Repeat the entries exactly as they stand.

■ ■ ■ ■ ■ ■ ■

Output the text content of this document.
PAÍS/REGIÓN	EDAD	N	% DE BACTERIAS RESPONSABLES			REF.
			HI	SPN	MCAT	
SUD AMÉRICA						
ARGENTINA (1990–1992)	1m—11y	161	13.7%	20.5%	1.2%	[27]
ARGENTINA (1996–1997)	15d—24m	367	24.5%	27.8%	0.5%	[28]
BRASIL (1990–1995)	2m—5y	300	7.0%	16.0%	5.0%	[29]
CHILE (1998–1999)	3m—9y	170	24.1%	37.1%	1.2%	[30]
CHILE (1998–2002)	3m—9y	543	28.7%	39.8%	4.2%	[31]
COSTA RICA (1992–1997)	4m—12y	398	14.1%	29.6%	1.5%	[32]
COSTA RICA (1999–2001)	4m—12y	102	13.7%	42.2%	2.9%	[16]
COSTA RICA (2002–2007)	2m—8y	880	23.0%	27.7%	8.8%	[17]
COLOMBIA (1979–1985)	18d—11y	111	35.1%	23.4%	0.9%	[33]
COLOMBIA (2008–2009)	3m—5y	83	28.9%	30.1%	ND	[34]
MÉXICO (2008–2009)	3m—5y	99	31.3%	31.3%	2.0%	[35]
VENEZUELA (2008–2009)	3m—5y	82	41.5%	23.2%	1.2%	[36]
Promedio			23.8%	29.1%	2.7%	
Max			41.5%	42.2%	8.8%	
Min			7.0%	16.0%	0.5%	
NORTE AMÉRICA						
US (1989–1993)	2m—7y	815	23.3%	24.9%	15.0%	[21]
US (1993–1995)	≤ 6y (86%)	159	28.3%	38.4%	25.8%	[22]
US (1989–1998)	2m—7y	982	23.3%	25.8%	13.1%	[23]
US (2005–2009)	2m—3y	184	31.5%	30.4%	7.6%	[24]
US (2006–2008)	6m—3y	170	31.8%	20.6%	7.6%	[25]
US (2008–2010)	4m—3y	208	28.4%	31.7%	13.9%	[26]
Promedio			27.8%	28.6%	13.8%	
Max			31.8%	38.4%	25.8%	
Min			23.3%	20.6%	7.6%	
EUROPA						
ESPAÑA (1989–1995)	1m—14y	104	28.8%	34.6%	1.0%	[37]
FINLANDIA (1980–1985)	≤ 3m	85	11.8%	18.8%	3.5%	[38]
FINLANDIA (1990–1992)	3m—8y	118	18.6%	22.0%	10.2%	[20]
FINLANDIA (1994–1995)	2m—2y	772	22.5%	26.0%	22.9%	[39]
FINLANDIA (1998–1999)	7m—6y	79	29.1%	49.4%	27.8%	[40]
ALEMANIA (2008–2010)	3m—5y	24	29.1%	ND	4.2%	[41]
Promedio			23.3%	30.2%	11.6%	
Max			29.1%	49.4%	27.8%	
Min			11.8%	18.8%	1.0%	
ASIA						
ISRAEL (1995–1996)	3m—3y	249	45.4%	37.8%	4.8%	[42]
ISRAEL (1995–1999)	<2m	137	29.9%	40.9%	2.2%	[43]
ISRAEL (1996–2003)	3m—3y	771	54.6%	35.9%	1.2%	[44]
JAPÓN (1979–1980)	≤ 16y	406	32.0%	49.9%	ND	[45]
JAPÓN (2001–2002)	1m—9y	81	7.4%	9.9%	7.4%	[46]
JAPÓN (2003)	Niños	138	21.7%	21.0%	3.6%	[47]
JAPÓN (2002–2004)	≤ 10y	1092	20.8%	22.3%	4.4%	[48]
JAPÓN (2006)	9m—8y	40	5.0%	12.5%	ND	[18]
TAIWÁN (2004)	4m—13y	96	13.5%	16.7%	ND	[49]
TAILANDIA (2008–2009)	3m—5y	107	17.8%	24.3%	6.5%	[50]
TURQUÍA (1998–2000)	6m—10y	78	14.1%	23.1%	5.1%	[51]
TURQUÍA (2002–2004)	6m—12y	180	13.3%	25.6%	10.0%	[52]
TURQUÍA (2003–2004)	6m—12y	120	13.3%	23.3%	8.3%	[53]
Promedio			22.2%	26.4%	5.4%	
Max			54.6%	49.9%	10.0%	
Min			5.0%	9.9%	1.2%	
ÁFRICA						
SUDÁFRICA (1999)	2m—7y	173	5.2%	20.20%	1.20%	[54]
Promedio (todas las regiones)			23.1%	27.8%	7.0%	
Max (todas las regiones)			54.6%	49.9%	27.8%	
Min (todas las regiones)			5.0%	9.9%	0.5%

■ ■ ■ ■ ■ ■ ■

__Solution to the exercise__.
Output the text content of this document.
PAÍS/REGIÓN	EDAD	N	% DE BACTERIAS RESPONSABLES			REF.
			HI	SPN	MCAT	
SUD AMÉRICA						
ARGENTINA (1990–1992)	1m—11y	161	13.7%	20.5%	1.2%	[27]
ARGENTINA (1996–1997)	15d—24m	367	24.5%	27.8%	0.5%	[28]
BRASIL (1990–1995)	2m—5y	300	7.0%	16.0%	5.0%	[29]
CHILE (1998–1999)	3m—9y	170	24.1%	37.1%	1.2%	[30]
CHILE (1998–2002)	3m—9y	543	28.7%	39.8%	4.2%	[31]
COSTA RICA (1992–1997)	4m—12y	398	14.1%	29.6%	1.5%	[32]
COSTA RICA (1999–2001)	4m—12y	102	13.7%	42.2%	2.9%	[16]
COSTA RICA (2002–2007)	2m—8y	880	23.0%	27.7%	8.8%	[17]
COLOMBIA (1979–1985)	18d—11y	111	35.1%	23.4%	0.9%	[33]
COLOMBIA (2008–2009)	3m—5y	83	28.9%	30.1%	ND	[34]
MÉXICO (2008–2009)	3m—5y	99	31.3%	31.3%	2.0%	[35]
VENEZUELA (2008–2009)	3m—5y	82	41.5%	23.2%	1.2%	[36]
Promedio			23.8%	29.1%	2.7%	
Max			41.5%	42.2%	8.8%	
Min			7.0%	16.0%	0.5%	
NORTE AMÉRICA						
US (1989–1993)	2m—7y	815	23.3%	24.9%	15.0%	[21]
US (1993–1995)	≤ 6y (86%)	159	28.3%	38.4%	25.8%	[22]
US (1989–1998)	2m—7y	982	23.3%	25.8%	13.1%	[23]
US (2005–2009)	2m—3y	184	31.5%	30.4%	7.6%	[24]
US (2006–2008)	6m—3y	170	31.8%	20.6%	7.6%	[25]
US (2008–2010)	4m—3y	208	28.4%	31.7%	13.9%	[26]
Promedio			27.8%	28.6%	13.8%	
Max			31.8%	38.4%	25.8%	
Min			23.3%	20.6%	7.6%	
EUROPA						
ESPAÑA (1989–1995)	1m—14y	104	28.8%	34.6%	1.0%	[37]
FINLANDIA (1980–1985)	≤ 3m	85	11.8%	18.8%	3.5%	[38]
FINLANDIA (1990–1992)	3m—8y	118	18.6%	22.0%	10.2%	[20]
FINLANDIA (1994–1995)	2m—2y	772	22.5%	26.0%	22.9%	[39]
FINLANDIA (1998–1999)	7m—6y	79	29.1%	49.4%	27.8%	[40]
ALEMANIA (2008–2010)	3m—5y	24	29.1%	ND	4.2%	[41]
Promedio			23.3%	30.2%	11.6%	
Max			29.1%	49.4%	27.8%	
Min			11.8%	18.8%	1.0%	
ASIA						
ISRAEL (1995–1996)	3m—3y	249	45.4%	37.8%	4.8%	[42]
ISRAEL (1995–1999)	<2m	137	29.9%	40.9%	2.2%	[43]
ISRAEL (1996–2003)	3m—3y	771	54.6%	35.9%	1.2%	[44]
JAPÓN (1979–1980)	≤ 16y	406	32.0%	49.9%	ND	[45]
JAPÓN (2001–2002)	1m—9y	81	7.4%	9.9%	7.4%	[46]
JAPÓN (2003)	Niños	138	21.7%	21.0%	3.6%	[47]
JAPÓN (2002–2004)	≤ 10y	1092	20.8%	22.3%	4.4%	[48]
JAPÓN (2006)	9m—8y	40	5.0%	12.5%	ND	[18]
TAIWÁN (2004)	4m—13y	96	13.5%	16.7%	ND	[49]
TAILANDIA (2008–2009)	3m—5y	107	17.8%	24.3%	6.5%	[50]
TURQUÍA (1998–2000)	6m—10y	78	14.1%	23.1%	5.1%	[51]
TURQUÍA (2002–2004)	6m—12y	180	13.3%	25.6%	10.0%	[52]
TURQUÍA (2003–2004)	6m—12y	120	13.3%	23.3%	8.3%	[53]
Promedio			22.2%	26.4%	5.4%	
Max			54.6%	49.9%	10.0%	
Min			5.0%	9.9%	1.2%	
ÁFRICA						
SUDÁFRICA (1999)	2m—7y	173	5.2%	20.20%	1.20%	[54]
Promedio (todas las regiones)			23.1%	27.8%	7.0%	
Max (todas las regiones)			54.6%	49.9%	27.8%	
Min (todas las regiones)			5.0%	9.9%	0.5%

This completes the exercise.